INSTRUCTIONS TO FOLLOW:
In the records below, find each line with the word "this" and copy it.

TASK INPUTS:
------------------------------------

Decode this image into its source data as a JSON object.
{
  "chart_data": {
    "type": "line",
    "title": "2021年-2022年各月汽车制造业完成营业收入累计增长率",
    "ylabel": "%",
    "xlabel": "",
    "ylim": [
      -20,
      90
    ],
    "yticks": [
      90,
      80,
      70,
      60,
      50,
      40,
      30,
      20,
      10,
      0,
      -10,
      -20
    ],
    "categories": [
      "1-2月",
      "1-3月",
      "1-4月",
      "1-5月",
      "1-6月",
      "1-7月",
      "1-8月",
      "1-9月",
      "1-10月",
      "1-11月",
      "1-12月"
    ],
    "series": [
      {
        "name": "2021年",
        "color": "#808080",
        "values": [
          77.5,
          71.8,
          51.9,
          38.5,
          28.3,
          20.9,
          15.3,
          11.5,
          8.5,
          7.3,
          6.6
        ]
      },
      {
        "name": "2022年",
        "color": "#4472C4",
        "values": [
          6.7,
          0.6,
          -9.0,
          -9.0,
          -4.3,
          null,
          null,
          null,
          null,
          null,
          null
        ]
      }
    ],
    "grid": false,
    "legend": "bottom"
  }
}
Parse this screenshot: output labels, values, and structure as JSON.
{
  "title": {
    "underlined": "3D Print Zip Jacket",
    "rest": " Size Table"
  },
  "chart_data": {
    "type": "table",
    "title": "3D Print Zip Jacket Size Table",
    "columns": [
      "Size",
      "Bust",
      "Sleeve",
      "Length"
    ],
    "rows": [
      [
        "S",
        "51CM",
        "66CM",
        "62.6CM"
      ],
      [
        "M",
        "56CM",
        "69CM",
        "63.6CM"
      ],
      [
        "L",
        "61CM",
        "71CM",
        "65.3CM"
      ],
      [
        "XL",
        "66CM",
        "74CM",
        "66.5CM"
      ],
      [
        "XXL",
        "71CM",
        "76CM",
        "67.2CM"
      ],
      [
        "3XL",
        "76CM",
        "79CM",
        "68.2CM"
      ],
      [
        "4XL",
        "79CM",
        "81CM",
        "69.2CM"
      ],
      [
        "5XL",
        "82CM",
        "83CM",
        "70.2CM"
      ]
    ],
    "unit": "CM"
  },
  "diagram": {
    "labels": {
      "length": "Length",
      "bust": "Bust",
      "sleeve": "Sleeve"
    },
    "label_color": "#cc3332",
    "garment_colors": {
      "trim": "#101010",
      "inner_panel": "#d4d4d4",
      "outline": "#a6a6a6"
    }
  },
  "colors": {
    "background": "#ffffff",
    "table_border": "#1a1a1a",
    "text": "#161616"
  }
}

------------------------------------

FINISHED TASK:
Decode this image into its source data as a JSON object.
Parse this screenshot: output labels, values, and structure as JSON.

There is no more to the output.